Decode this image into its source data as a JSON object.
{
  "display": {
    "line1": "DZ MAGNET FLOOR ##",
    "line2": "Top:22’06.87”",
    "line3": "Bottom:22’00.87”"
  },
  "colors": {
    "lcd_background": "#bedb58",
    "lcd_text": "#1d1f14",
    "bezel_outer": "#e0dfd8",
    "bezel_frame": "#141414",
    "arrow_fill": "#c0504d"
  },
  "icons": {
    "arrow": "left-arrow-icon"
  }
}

---*---

▶ **What to produce**: Transcribe the data. Leave every line exactly as it is.

▶ **Written response**:
Decode this image into its source data as a JSON object.
{
  "display": {
    "line1": "DZ MAGNET FLOOR ##",
    "line2": "Top:22’06.87”",
    "line3": "Bottom:22’00.87”"
  },
  "colors": {
    "lcd_background": "#bedb58",
    "lcd_text": "#1d1f14",
    "bezel_outer": "#e0dfd8",
    "bezel_frame": "#141414",
    "arrow_fill": "#c0504d"
  },
  "icons": {
    "arrow": "left-arrow-icon"
  }
}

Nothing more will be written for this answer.